### CHALLENGE
Using the material below, copy every line where "Catholic" appears.

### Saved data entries

============================================================

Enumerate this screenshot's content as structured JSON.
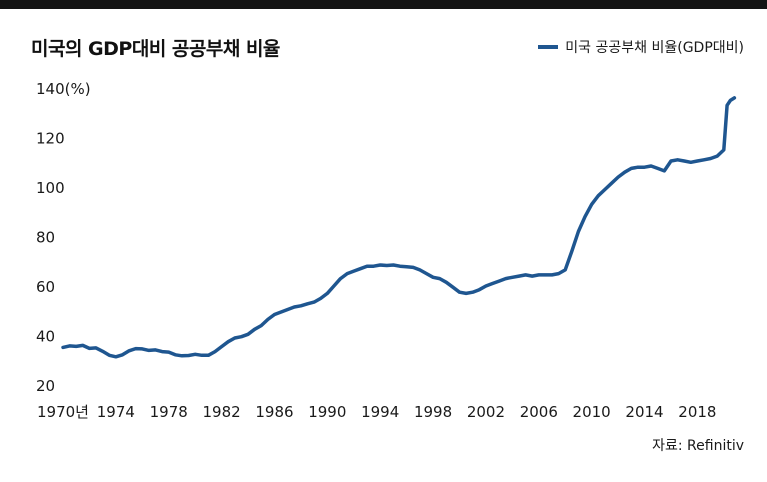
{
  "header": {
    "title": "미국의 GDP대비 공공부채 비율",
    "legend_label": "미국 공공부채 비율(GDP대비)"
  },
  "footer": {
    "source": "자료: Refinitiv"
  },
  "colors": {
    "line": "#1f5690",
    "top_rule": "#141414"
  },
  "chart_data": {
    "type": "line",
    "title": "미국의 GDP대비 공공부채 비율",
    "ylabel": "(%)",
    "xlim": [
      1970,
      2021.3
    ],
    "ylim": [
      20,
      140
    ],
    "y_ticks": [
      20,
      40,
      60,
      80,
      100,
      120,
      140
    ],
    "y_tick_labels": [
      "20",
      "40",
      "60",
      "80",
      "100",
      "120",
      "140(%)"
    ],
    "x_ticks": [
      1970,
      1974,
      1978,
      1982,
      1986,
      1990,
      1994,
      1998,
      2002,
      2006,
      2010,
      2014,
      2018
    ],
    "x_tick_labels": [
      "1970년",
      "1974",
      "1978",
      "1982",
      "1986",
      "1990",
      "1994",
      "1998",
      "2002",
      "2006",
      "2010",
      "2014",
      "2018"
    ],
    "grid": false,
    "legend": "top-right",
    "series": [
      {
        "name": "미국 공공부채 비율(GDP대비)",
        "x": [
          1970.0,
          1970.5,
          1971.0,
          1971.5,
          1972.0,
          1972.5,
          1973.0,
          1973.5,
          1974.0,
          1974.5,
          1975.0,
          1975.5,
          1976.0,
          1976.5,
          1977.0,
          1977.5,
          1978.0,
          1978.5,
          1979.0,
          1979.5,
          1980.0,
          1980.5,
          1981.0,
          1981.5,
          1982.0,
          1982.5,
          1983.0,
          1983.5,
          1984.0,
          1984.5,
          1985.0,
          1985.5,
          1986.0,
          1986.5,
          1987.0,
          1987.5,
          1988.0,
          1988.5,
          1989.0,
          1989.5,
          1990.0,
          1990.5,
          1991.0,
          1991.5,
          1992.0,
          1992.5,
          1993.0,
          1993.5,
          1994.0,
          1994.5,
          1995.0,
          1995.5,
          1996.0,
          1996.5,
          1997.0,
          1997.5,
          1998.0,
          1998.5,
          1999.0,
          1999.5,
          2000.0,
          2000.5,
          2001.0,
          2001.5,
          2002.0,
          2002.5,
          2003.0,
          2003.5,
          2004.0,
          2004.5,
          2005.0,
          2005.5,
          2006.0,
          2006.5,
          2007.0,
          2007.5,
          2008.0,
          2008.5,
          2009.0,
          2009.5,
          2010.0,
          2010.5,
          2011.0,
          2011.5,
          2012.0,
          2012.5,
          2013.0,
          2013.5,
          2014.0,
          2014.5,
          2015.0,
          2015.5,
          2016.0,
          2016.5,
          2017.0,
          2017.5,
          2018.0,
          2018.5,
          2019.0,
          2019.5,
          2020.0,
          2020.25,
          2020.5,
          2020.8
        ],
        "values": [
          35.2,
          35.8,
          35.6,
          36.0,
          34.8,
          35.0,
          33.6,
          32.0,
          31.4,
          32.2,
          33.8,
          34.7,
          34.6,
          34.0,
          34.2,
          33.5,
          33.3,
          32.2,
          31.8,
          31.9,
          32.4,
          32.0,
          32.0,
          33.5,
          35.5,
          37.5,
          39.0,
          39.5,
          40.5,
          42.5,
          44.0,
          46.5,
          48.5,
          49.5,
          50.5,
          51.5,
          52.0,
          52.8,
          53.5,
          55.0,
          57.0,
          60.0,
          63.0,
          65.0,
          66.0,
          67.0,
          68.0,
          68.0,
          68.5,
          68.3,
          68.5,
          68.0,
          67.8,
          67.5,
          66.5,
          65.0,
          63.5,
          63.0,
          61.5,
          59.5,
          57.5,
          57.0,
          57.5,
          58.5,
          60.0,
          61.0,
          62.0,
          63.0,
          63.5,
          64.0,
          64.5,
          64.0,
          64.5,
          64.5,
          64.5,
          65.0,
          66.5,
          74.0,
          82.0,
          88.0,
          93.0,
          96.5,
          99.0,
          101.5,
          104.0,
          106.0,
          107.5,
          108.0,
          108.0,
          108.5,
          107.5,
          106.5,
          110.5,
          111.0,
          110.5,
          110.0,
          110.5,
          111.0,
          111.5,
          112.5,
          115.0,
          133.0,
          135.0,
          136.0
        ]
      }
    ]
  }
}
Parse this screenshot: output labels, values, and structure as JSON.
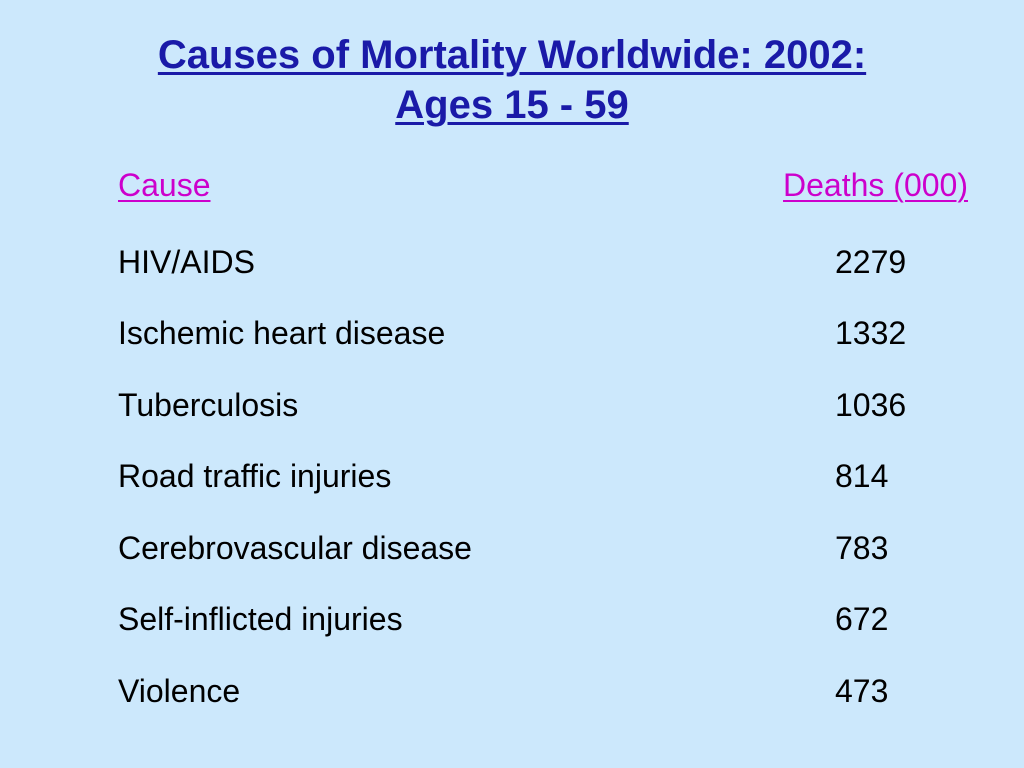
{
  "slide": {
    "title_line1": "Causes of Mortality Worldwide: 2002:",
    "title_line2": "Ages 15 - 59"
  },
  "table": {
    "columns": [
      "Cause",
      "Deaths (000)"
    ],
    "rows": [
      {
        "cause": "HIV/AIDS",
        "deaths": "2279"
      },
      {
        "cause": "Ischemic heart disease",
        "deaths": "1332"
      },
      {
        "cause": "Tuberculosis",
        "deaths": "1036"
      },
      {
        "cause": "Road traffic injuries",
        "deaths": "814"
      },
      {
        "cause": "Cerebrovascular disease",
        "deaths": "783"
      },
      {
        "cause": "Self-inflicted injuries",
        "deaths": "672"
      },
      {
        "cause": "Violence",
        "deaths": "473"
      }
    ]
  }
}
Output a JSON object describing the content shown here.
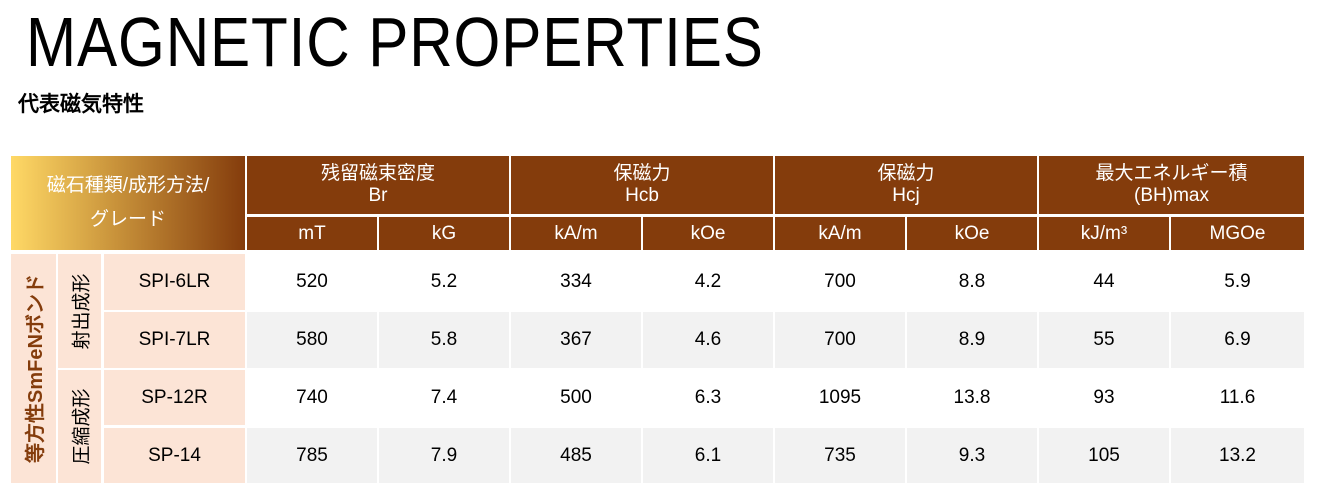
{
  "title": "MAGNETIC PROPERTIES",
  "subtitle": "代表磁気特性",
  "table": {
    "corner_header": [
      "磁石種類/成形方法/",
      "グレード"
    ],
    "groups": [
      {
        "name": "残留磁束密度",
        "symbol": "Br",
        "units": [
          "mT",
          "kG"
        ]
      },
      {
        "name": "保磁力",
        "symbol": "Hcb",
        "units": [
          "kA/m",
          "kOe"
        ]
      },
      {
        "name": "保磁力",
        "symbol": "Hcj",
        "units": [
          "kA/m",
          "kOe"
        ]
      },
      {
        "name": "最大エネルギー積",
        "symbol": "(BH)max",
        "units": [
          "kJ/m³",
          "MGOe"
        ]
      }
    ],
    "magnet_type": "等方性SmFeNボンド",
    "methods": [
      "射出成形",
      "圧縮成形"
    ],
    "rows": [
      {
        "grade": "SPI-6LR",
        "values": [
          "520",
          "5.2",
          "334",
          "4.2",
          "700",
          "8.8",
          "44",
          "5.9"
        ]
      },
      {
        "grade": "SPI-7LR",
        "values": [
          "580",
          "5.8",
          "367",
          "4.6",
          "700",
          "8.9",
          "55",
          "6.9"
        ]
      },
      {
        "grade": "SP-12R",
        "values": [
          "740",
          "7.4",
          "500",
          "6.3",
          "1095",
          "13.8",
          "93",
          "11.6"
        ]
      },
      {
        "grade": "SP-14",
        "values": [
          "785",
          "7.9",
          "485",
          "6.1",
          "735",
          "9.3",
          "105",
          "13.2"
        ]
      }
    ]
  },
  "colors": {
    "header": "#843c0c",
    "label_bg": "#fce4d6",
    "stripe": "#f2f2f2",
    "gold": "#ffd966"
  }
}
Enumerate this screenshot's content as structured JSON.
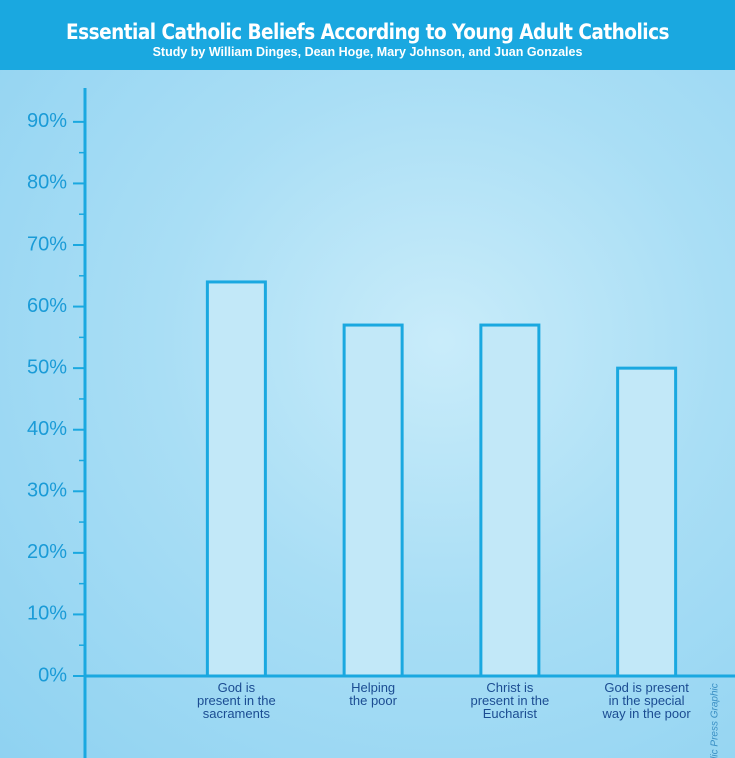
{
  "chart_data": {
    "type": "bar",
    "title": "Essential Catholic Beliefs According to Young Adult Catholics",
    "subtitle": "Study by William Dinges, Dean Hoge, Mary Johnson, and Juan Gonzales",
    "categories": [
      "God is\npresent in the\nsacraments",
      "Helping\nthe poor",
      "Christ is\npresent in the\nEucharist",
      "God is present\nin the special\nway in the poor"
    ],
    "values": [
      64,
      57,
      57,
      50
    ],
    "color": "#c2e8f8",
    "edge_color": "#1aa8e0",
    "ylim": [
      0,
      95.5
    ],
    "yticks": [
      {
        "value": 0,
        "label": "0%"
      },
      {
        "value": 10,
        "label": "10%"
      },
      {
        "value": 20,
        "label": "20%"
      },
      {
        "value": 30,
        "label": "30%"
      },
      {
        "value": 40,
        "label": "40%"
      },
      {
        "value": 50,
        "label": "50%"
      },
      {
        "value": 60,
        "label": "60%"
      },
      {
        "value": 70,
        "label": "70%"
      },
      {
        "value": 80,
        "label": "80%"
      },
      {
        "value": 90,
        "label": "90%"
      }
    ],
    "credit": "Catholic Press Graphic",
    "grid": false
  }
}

============================================================

### EXERCISE RESULT
    "title": "Essential Catholic Beliefs According to Young Adult Catholics",
    "credit": "Catholic Press Graphic",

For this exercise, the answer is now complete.